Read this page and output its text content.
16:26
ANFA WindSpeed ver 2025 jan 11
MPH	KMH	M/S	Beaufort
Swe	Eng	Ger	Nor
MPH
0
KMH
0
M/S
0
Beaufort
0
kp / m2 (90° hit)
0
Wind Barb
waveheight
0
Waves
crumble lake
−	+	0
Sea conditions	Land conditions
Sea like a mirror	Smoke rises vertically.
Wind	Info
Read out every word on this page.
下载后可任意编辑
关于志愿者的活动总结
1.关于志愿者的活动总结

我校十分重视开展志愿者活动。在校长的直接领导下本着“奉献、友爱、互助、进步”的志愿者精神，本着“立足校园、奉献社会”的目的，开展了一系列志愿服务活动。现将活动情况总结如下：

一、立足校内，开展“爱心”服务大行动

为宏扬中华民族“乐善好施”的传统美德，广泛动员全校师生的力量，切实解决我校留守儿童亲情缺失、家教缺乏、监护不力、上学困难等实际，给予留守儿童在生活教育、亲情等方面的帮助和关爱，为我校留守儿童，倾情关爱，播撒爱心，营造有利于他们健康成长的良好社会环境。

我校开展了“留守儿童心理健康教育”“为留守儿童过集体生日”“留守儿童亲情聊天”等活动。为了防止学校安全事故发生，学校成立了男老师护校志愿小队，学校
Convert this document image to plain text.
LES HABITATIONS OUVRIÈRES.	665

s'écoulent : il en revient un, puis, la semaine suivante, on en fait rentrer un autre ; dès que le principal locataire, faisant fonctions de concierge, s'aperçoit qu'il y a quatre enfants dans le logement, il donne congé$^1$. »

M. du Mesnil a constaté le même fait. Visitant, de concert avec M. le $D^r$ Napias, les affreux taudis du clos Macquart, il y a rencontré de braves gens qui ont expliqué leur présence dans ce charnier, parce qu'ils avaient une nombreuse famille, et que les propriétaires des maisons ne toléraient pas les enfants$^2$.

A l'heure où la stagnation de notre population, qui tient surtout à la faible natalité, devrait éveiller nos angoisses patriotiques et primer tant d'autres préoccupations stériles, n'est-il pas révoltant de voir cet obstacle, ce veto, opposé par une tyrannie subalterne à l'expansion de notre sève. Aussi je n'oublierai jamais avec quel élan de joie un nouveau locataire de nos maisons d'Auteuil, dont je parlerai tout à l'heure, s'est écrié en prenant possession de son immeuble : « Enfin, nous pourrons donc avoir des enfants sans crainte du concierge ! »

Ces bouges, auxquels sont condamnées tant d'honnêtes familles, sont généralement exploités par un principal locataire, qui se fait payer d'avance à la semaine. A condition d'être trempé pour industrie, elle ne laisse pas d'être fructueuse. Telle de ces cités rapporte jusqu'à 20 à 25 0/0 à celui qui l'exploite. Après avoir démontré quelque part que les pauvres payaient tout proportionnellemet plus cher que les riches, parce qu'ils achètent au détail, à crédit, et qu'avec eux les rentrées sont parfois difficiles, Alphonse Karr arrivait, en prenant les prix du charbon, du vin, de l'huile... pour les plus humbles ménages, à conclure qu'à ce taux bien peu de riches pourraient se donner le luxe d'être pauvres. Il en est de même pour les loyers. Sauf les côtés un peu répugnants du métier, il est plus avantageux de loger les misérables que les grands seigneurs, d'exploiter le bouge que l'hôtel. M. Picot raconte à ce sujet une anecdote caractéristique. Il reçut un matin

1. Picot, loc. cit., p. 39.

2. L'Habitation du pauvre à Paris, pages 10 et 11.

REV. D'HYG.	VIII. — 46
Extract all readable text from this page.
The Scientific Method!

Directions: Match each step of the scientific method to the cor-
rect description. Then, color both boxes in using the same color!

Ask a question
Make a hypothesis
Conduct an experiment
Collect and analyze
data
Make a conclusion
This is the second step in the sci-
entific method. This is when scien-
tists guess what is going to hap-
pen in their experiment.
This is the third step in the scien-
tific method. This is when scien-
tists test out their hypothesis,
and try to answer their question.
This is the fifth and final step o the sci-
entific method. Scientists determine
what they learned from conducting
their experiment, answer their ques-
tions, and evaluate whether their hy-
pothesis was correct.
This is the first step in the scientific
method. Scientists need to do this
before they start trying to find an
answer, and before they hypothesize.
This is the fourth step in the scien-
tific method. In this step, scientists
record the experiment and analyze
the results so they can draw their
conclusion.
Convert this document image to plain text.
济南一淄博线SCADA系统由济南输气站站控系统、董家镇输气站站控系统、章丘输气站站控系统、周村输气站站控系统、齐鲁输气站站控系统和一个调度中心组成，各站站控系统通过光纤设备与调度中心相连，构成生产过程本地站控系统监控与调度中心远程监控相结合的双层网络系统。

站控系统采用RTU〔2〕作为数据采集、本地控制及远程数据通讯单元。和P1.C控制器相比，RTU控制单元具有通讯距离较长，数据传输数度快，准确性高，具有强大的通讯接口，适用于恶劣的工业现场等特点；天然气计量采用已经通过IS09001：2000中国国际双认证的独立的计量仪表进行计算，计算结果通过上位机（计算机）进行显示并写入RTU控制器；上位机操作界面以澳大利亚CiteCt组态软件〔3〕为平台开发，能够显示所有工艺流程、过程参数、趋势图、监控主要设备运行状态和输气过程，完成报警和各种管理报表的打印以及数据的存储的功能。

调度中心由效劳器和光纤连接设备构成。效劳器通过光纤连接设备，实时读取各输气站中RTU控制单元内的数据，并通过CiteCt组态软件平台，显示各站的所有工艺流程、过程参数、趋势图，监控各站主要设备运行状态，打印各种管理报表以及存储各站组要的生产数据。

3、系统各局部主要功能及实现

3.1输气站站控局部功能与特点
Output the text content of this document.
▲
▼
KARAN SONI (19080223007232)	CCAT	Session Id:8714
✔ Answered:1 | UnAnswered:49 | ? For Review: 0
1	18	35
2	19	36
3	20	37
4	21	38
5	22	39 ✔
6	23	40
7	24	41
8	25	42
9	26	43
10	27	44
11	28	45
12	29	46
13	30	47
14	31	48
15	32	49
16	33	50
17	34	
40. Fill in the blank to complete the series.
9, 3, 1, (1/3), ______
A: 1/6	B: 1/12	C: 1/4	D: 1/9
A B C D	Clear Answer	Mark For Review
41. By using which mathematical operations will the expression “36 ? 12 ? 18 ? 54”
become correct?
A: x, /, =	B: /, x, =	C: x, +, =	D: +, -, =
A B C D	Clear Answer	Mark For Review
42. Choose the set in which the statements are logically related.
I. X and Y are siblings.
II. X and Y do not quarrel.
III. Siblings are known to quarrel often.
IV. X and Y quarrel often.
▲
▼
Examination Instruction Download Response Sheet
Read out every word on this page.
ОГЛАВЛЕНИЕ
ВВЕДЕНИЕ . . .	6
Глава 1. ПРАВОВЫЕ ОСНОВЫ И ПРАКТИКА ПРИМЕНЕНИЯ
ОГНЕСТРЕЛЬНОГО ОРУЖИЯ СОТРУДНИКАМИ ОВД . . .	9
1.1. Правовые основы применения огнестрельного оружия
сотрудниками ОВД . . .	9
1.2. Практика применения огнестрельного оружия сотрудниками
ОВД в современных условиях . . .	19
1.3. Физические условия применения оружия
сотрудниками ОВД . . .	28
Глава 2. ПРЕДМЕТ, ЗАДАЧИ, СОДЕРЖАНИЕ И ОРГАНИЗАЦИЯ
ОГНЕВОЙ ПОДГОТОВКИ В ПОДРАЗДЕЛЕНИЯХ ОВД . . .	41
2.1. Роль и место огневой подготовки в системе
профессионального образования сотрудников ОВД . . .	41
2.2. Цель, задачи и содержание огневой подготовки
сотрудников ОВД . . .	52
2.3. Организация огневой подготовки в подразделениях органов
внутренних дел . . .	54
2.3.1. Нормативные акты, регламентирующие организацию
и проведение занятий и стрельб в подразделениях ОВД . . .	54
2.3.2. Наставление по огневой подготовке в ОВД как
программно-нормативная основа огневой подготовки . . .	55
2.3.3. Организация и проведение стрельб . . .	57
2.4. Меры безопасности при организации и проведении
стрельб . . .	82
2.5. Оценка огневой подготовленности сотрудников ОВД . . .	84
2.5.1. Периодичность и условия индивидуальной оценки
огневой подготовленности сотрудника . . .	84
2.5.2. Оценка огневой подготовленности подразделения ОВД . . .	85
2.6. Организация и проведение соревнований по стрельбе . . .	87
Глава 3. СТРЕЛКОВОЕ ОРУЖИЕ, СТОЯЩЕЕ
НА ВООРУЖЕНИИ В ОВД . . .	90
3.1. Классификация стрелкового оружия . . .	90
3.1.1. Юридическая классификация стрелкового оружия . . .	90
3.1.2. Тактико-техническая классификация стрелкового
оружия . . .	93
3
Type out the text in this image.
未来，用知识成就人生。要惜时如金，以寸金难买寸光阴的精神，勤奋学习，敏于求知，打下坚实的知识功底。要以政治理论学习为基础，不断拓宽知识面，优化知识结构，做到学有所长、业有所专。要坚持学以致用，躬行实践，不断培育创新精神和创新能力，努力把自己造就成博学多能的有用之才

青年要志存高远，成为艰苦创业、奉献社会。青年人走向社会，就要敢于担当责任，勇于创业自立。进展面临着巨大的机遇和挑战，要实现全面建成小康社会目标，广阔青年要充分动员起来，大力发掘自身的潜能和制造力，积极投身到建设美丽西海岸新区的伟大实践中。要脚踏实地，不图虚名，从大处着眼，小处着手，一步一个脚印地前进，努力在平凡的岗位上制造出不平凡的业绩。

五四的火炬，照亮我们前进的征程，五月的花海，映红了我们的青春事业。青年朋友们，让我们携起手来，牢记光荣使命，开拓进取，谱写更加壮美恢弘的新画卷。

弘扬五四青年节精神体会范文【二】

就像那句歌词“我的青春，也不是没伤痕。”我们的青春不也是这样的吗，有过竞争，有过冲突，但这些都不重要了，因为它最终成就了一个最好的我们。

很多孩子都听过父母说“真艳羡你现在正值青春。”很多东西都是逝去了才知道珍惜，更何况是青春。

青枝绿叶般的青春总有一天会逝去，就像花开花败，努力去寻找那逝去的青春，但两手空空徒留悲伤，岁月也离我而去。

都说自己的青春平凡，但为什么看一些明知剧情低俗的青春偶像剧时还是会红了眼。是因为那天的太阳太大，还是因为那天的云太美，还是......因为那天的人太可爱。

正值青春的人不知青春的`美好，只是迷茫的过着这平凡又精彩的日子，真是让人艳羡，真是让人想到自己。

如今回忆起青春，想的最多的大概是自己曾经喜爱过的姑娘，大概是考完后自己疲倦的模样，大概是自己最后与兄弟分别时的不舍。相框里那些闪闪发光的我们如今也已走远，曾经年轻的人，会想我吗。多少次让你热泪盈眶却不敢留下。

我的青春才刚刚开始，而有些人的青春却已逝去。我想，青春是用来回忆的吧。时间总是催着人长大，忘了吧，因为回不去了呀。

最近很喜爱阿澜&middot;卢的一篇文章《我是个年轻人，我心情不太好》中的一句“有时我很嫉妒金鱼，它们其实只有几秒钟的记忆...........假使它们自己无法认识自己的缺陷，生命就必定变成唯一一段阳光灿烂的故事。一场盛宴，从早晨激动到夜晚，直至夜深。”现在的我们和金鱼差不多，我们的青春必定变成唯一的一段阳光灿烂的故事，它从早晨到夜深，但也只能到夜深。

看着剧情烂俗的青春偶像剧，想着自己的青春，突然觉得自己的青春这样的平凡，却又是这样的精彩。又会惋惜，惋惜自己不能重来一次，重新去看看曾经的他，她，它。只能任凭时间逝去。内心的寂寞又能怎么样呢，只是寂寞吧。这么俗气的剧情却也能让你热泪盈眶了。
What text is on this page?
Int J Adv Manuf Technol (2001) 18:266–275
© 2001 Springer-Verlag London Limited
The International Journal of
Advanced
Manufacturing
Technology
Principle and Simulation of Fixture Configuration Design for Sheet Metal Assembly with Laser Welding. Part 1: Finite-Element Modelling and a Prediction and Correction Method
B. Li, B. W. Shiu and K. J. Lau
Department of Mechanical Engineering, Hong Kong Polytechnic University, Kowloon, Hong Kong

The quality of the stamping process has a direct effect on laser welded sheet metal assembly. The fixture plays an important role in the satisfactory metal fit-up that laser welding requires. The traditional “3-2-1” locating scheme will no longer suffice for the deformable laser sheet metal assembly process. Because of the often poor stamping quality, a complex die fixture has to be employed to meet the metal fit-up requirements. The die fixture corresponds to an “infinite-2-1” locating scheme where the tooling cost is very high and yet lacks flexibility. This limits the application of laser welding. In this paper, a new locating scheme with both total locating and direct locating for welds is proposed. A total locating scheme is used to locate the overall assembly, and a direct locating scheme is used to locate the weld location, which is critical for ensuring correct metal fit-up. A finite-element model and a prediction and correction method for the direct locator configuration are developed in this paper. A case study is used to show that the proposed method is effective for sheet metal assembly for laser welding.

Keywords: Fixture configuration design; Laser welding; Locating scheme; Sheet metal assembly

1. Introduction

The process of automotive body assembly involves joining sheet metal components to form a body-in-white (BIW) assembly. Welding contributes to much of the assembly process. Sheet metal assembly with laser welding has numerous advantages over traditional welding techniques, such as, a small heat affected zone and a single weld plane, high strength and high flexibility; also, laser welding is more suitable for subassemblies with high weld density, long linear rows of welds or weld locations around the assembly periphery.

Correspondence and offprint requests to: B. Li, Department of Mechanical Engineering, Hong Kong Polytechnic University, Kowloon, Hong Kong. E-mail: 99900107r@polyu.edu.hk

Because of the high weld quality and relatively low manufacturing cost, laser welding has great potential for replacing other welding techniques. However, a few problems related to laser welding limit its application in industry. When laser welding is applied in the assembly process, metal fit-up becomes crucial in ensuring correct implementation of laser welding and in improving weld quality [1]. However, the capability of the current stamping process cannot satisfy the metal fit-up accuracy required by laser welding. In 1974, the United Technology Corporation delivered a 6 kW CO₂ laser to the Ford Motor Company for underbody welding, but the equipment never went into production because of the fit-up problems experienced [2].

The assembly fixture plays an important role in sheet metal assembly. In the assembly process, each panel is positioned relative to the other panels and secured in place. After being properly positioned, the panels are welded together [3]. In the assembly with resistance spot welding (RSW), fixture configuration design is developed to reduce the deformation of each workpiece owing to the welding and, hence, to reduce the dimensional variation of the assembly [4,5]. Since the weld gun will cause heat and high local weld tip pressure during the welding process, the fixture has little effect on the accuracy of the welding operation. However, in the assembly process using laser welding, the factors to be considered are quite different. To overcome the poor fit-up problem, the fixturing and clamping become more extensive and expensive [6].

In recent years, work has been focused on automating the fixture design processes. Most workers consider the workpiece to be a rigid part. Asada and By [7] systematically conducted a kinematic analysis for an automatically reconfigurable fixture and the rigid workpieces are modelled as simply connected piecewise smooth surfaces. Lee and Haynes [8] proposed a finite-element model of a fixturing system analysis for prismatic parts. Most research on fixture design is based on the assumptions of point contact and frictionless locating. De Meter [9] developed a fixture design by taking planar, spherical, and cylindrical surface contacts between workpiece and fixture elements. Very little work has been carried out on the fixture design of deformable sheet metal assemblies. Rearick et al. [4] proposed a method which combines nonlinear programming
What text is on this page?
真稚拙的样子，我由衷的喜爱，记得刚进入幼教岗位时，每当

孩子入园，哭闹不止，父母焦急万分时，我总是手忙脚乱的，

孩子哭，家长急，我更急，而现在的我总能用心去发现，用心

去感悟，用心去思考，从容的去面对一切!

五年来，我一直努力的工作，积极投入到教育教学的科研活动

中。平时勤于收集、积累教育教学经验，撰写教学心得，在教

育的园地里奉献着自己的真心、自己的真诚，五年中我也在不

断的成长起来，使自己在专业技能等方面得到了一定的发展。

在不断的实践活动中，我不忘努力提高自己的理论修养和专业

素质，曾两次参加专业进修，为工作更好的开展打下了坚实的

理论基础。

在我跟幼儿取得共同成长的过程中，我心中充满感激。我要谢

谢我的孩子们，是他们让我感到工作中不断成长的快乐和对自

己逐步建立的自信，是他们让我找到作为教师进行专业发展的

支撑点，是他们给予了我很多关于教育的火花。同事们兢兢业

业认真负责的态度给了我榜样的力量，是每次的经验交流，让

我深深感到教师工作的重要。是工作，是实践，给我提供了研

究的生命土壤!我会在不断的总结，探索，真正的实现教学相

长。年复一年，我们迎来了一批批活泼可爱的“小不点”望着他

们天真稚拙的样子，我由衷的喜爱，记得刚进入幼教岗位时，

**What the task requires**.
From the data above, copy out every line with the string "Polytechnic" in it.

**The result**.
Department of Mechanical Engineering, Hong Kong Polytechnic University, Kowloon, Hong Kong
Correspondence and offprint requests to: B. Li, Department of Mechanical Engineering, Hong Kong Polytechnic University, Kowloon, Hong Kong. E-mail: 99900107r@polyu.edu.hk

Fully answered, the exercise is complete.